What to work on: Search the records for lines that contain the word "Group". Copy them all.

Records shown:
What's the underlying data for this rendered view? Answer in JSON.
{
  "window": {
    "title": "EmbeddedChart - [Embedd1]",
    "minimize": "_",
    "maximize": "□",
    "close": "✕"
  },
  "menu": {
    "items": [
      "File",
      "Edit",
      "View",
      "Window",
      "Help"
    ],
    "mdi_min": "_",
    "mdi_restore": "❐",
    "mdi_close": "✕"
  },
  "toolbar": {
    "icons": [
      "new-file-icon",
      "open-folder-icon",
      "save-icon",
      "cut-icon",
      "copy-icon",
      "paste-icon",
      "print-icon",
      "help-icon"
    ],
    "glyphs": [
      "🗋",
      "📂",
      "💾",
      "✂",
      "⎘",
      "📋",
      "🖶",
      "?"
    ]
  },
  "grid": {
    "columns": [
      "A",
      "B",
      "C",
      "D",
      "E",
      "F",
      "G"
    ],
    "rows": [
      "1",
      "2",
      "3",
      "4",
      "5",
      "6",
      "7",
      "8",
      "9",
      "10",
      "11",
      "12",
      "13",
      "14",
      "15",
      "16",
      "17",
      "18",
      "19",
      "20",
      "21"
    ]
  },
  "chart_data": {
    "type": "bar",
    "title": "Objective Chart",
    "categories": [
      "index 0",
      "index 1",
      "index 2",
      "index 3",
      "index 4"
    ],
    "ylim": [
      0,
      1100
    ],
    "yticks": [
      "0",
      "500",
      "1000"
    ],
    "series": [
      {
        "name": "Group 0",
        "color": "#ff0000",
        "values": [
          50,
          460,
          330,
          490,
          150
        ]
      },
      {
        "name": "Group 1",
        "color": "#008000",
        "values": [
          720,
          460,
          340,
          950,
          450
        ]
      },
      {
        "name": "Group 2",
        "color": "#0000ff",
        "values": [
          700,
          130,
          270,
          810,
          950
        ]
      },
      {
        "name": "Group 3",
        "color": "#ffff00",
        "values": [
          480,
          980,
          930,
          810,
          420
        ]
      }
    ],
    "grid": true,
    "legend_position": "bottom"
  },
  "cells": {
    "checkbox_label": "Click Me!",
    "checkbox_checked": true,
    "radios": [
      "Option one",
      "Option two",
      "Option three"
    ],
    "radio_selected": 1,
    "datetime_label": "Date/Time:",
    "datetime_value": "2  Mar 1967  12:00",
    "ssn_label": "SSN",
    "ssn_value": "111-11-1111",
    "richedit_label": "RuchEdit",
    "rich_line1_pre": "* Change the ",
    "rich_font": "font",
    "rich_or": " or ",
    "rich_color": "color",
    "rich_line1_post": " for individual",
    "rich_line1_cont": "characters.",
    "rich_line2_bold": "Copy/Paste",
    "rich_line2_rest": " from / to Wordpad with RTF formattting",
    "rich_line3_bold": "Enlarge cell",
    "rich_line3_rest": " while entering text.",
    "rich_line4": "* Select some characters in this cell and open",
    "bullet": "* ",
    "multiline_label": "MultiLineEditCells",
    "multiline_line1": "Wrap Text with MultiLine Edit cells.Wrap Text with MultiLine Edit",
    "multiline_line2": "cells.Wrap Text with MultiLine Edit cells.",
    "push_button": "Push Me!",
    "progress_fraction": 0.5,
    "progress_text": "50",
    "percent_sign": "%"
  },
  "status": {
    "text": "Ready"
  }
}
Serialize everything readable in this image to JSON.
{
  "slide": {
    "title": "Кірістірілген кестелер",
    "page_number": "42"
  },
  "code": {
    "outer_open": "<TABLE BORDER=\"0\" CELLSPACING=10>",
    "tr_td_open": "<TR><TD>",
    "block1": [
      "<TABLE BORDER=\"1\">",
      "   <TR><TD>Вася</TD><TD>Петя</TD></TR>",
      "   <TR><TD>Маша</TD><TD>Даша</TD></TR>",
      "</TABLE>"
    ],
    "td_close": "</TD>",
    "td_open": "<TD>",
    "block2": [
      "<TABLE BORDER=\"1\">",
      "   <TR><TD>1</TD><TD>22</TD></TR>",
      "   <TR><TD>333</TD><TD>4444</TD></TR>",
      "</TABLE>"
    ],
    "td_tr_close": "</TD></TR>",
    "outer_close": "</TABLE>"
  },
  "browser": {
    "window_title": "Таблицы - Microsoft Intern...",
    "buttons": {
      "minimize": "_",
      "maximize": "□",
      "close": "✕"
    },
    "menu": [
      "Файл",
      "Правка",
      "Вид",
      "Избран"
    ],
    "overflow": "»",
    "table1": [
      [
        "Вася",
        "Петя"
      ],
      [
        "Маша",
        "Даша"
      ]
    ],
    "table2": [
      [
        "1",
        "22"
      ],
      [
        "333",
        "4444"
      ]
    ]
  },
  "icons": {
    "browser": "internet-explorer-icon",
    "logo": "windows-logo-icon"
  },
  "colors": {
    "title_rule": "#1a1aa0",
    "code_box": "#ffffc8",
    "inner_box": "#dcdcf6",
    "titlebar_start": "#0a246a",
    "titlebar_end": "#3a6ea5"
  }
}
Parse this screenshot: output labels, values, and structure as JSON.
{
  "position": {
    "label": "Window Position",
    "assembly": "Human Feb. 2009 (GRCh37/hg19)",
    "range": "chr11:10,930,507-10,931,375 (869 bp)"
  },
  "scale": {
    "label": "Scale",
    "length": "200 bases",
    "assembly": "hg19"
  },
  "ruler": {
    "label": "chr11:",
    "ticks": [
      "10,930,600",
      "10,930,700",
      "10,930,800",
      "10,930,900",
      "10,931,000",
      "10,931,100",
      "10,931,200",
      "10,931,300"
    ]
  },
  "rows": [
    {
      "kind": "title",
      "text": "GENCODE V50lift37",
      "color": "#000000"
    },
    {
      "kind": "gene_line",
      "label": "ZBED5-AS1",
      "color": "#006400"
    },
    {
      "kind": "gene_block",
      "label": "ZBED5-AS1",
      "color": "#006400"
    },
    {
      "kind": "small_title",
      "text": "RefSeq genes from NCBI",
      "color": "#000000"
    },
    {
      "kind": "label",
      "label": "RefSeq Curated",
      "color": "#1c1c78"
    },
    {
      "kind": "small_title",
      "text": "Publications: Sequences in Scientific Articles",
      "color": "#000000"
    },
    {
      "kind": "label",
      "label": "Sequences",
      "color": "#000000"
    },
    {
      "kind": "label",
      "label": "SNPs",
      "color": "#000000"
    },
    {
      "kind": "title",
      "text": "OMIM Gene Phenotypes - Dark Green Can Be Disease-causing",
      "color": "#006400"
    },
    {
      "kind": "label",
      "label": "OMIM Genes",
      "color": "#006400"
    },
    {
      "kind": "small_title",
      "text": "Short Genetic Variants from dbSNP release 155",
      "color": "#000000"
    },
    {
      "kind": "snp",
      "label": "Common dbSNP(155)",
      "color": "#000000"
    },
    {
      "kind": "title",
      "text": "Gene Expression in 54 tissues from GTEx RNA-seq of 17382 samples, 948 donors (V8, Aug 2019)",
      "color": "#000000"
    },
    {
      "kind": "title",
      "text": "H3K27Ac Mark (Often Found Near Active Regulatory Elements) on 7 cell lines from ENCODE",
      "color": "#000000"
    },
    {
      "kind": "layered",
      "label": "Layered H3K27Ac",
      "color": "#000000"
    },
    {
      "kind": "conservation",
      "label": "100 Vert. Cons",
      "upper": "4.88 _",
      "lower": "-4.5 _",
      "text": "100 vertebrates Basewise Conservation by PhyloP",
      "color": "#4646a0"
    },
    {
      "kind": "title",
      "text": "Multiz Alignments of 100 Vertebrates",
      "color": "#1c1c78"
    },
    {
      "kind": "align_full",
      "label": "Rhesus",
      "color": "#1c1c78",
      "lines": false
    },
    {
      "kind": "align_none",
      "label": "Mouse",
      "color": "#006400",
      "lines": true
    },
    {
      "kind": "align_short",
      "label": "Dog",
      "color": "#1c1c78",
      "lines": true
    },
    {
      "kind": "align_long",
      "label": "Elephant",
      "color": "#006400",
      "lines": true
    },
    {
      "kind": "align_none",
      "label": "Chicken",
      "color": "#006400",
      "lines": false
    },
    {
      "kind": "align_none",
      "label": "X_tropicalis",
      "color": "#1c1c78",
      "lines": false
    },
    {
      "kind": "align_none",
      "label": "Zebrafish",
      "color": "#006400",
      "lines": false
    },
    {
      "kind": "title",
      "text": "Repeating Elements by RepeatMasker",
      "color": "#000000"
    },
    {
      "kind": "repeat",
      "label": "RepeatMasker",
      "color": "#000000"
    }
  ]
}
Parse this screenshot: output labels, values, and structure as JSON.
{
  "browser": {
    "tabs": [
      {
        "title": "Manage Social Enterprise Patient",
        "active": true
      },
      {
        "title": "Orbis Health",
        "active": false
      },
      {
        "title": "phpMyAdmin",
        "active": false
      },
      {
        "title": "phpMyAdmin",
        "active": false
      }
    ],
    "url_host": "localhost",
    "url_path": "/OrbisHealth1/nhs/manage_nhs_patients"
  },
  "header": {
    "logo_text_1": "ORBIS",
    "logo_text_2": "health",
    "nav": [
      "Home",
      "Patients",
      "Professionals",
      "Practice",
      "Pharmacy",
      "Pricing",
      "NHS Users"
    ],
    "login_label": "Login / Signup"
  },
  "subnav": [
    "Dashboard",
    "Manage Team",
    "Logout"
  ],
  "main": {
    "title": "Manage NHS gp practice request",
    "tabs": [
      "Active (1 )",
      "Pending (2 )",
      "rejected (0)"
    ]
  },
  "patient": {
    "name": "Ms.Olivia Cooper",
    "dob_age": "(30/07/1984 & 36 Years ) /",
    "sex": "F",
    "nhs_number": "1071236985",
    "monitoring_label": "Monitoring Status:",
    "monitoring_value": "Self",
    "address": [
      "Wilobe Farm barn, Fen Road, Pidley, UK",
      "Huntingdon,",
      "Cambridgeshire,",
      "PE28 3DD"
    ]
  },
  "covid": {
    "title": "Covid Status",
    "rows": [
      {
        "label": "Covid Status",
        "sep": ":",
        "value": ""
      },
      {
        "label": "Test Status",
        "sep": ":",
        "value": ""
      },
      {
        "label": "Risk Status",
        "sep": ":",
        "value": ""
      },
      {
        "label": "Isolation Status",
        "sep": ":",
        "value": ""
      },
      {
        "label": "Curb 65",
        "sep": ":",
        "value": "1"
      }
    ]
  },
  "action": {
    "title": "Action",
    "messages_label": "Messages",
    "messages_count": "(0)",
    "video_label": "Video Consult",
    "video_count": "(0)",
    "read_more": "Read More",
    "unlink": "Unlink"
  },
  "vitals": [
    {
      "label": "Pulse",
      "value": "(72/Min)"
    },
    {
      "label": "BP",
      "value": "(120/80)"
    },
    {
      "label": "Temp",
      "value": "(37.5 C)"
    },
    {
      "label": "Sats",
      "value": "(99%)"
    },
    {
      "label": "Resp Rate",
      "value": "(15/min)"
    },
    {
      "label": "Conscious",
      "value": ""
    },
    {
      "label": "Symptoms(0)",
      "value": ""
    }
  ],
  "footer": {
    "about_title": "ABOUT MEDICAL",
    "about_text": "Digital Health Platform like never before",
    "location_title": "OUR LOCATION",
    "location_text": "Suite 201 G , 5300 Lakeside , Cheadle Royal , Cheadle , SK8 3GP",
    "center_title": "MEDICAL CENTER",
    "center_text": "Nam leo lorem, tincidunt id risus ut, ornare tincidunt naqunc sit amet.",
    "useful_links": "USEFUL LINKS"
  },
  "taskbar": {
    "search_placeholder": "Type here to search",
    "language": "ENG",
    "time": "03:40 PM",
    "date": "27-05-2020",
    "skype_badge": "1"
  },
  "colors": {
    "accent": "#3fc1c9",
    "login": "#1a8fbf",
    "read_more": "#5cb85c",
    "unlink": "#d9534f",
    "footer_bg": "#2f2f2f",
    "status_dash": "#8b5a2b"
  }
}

Written response:
        "name": "Group 0",
        "name": "Group 1",
        "name": "Group 2",
        "name": "Group 3",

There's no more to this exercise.